(Task requirements): Find the lines containing the word "权利法案" and copy every one of them.

◆ ◆ ◆ ◆ ◆ ◆ ◆

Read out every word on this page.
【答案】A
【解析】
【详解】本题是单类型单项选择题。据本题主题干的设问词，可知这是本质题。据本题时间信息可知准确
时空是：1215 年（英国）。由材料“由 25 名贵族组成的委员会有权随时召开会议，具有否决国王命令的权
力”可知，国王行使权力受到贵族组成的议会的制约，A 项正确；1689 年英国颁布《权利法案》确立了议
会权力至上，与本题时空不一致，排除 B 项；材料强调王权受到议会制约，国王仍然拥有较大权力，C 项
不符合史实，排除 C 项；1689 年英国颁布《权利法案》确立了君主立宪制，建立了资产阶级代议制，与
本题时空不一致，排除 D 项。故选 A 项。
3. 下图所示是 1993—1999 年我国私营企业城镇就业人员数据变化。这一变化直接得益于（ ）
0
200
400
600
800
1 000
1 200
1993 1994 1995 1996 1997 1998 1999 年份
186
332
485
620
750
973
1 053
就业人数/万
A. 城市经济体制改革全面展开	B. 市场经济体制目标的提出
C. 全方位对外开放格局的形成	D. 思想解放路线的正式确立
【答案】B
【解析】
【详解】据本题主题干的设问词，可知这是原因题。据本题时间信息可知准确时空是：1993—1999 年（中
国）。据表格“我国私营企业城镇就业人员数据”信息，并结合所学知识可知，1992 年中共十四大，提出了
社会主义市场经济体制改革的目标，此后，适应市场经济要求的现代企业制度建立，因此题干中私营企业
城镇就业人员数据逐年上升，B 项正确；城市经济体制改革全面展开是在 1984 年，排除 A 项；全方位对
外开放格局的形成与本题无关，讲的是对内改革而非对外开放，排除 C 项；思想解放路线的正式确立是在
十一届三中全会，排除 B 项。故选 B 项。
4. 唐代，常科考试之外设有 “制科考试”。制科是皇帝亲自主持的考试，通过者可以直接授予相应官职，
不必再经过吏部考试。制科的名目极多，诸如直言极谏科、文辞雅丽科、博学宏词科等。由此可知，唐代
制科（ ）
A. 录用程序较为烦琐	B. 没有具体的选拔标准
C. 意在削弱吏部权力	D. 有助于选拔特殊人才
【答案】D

◆ ◆ ◆ ◆ ◆ ◆ ◆

(Output below):
力”可知，国王行使权力受到贵族组成的议会的制约，A 项正确；1689 年英国颁布《权利法案》确立了议
不符合史实，排除 C 项；1689 年英国颁布《权利法案》确立了君主立宪制，建立了资产阶级代议制，与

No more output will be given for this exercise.